Your task
Scan the entries below. List each line with "name".

(Figure content listings)
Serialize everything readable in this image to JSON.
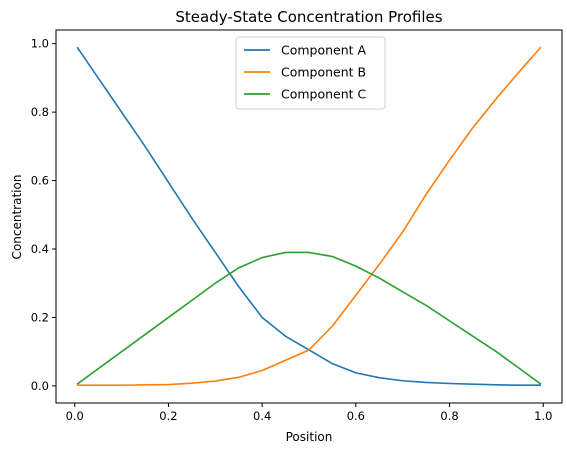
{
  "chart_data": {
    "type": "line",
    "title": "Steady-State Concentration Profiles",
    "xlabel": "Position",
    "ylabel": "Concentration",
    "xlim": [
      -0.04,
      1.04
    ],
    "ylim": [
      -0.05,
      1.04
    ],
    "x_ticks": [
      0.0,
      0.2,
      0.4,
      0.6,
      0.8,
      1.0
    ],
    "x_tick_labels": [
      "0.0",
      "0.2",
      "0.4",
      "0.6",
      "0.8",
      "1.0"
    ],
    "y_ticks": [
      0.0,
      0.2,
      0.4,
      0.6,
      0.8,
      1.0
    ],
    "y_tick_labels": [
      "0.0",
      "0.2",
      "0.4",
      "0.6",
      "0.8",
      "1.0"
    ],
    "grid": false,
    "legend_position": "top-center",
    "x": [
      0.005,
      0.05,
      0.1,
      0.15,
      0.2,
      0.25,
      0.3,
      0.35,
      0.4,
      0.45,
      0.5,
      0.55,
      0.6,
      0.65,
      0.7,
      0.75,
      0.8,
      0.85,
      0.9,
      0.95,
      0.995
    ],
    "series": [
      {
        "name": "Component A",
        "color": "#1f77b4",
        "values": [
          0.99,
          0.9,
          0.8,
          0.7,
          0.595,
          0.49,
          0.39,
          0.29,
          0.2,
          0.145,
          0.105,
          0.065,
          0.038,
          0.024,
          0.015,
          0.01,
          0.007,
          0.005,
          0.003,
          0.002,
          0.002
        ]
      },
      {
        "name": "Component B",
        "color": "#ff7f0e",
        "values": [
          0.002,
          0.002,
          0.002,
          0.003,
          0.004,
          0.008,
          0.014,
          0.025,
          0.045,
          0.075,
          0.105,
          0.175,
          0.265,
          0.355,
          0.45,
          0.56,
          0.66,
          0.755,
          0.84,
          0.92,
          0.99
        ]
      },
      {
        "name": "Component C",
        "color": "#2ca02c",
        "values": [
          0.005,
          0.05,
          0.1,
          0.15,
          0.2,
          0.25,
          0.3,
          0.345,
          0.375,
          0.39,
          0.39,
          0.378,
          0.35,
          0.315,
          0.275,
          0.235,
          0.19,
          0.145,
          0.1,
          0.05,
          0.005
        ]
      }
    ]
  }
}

...

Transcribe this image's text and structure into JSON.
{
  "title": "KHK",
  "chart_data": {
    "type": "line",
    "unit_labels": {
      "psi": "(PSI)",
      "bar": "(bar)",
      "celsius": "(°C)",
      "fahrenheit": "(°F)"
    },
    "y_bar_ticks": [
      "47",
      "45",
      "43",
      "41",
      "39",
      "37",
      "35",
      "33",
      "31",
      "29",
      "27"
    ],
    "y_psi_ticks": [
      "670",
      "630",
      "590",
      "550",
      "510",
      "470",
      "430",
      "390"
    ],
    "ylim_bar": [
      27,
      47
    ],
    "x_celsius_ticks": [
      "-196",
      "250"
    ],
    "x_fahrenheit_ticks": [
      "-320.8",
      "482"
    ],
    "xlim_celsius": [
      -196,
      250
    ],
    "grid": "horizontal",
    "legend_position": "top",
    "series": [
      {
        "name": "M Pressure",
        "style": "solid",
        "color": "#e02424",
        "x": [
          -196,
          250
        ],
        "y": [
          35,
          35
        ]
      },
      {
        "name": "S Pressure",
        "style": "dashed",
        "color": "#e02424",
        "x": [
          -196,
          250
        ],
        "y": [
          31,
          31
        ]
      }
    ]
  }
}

* * *

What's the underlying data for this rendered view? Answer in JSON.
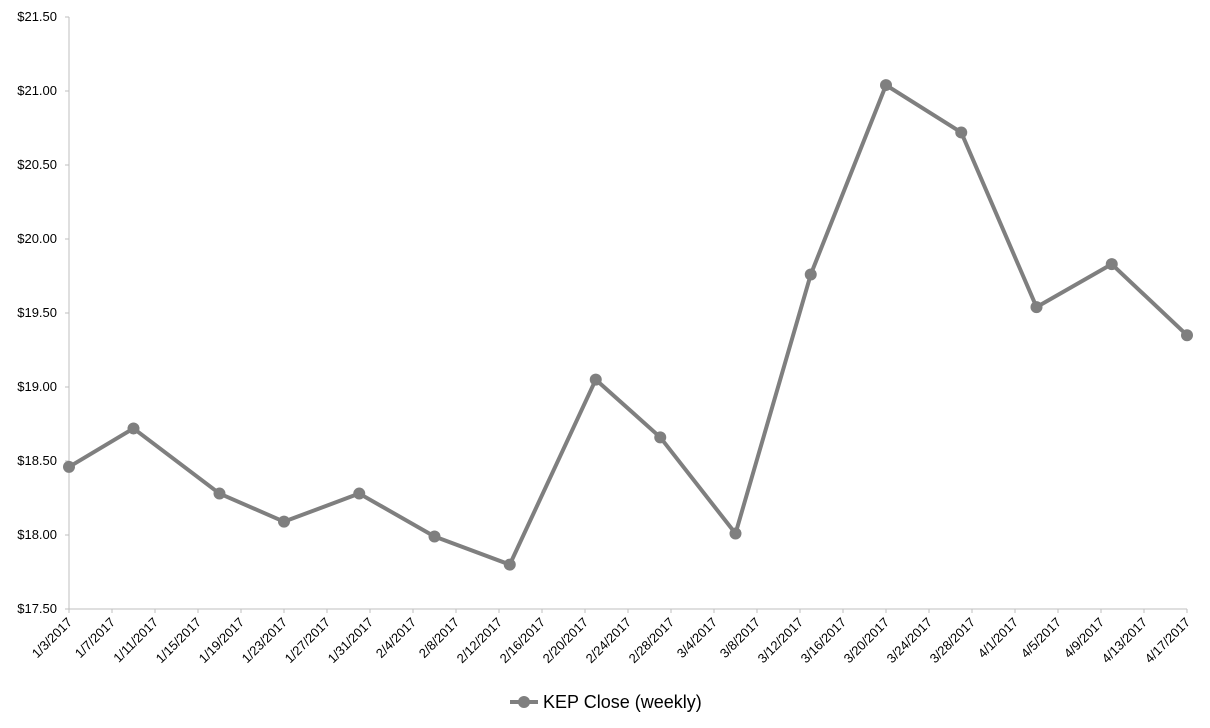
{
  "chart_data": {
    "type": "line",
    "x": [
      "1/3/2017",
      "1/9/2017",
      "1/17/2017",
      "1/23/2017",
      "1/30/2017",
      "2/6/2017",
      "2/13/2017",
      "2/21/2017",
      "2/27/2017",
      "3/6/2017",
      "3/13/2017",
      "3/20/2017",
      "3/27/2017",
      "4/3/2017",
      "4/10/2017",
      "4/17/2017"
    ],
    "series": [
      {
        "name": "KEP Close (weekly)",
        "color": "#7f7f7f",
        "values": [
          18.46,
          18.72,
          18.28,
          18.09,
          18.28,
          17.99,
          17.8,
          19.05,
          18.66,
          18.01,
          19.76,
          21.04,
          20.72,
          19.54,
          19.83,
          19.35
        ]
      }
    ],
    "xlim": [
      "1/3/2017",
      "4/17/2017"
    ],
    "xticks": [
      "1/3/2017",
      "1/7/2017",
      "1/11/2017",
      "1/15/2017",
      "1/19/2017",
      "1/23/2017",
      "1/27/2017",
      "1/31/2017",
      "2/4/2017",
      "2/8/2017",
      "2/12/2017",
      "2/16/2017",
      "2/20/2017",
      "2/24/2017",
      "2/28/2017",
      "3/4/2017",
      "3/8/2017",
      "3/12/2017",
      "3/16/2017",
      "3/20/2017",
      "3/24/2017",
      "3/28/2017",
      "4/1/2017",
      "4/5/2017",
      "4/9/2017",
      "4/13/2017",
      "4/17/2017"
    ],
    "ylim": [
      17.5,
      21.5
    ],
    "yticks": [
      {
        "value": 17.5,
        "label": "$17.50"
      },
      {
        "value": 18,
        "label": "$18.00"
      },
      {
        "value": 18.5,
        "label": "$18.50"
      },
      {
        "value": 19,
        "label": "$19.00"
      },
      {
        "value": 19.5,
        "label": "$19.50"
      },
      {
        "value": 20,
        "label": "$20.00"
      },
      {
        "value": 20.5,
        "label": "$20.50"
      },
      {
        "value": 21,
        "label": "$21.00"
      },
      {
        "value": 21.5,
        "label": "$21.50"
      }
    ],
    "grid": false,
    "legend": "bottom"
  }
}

Task response
        "name": "Component A",
        "name": "Component B",
        "name": "Component C",
        "name": "M Pressure",
        "name": "S Pressure",
        "name": "KEP Close (weekly)",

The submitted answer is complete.